- _Short exercise_:
Quote all of the data exactly as given. Skip every picture it contains.

Dataset entries on figures:
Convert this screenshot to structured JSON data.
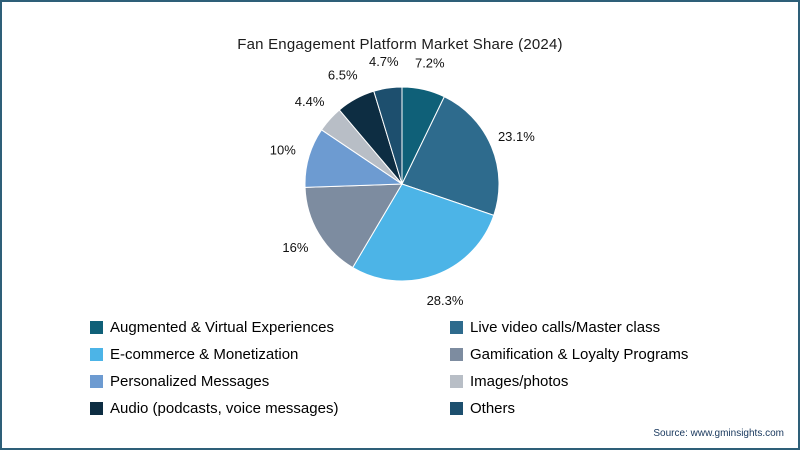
{
  "chart_data": {
    "type": "pie",
    "title": "Fan Engagement Platform Market Share (2024)",
    "direction": "clockwise",
    "start_angle": "12 o'clock",
    "legend_position": "bottom",
    "legend_columns": 2,
    "slices": [
      {
        "label": "Augmented & Virtual Experiences",
        "value": 7.2,
        "display": "7.2%",
        "color": "#0f6078"
      },
      {
        "label": "Live video calls/Master class",
        "value": 23.1,
        "display": "23.1%",
        "color": "#2e6b8d"
      },
      {
        "label": "E-commerce & Monetization",
        "value": 28.3,
        "display": "28.3%",
        "color": "#4cb4e7"
      },
      {
        "label": "Gamification & Loyalty Programs",
        "value": 16,
        "display": "16%",
        "color": "#7d8ca0"
      },
      {
        "label": "Personalized Messages",
        "value": 10,
        "display": "10%",
        "color": "#6d9bd1"
      },
      {
        "label": "Images/photos",
        "value": 4.4,
        "display": "4.4%",
        "color": "#b8bec6"
      },
      {
        "label": "Audio (podcasts, voice messages)",
        "value": 6.5,
        "display": "6.5%",
        "color": "#0d2d42"
      },
      {
        "label": "Others",
        "value": 4.7,
        "display": "4.7%",
        "color": "#1d4f6e"
      }
    ]
  },
  "source_text": "Source: www.gminsights.com",
  "colors": {
    "border": "#2e5f78",
    "background": "#ffffff",
    "title_text": "#1c1c1c",
    "label_text": "#111111",
    "source_text": "#16365c"
  }
}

- _Complete response_:
Convert this screenshot to structured JSON data.
{
  "chart_data": {
    "type": "pie",
    "title": "Fan Engagement Platform Market Share (2024)",
    "direction": "clockwise",
    "start_angle": "12 o'clock",
    "legend_position": "bottom",
    "legend_columns": 2,
    "slices": [
      {
        "label": "Augmented & Virtual Experiences",
        "value": 7.2,
        "display": "7.2%",
        "color": "#0f6078"
      },
      {
        "label": "Live video calls/Master class",
        "value": 23.1,
        "display": "23.1%",
        "color": "#2e6b8d"
      },
      {
        "label": "E-commerce & Monetization",
        "value": 28.3,
        "display": "28.3%",
        "color": "#4cb4e7"
      },
      {
        "label": "Gamification & Loyalty Programs",
        "value": 16,
        "display": "16%",
        "color": "#7d8ca0"
      },
      {
        "label": "Personalized Messages",
        "value": 10,
        "display": "10%",
        "color": "#6d9bd1"
      },
      {
        "label": "Images/photos",
        "value": 4.4,
        "display": "4.4%",
        "color": "#b8bec6"
      },
      {
        "label": "Audio (podcasts, voice messages)",
        "value": 6.5,
        "display": "6.5%",
        "color": "#0d2d42"
      },
      {
        "label": "Others",
        "value": 4.7,
        "display": "4.7%",
        "color": "#1d4f6e"
      }
    ]
  },
  "source_text": "Source: www.gminsights.com",
  "colors": {
    "border": "#2e5f78",
    "background": "#ffffff",
    "title_text": "#1c1c1c",
    "label_text": "#111111",
    "source_text": "#16365c"
  }
}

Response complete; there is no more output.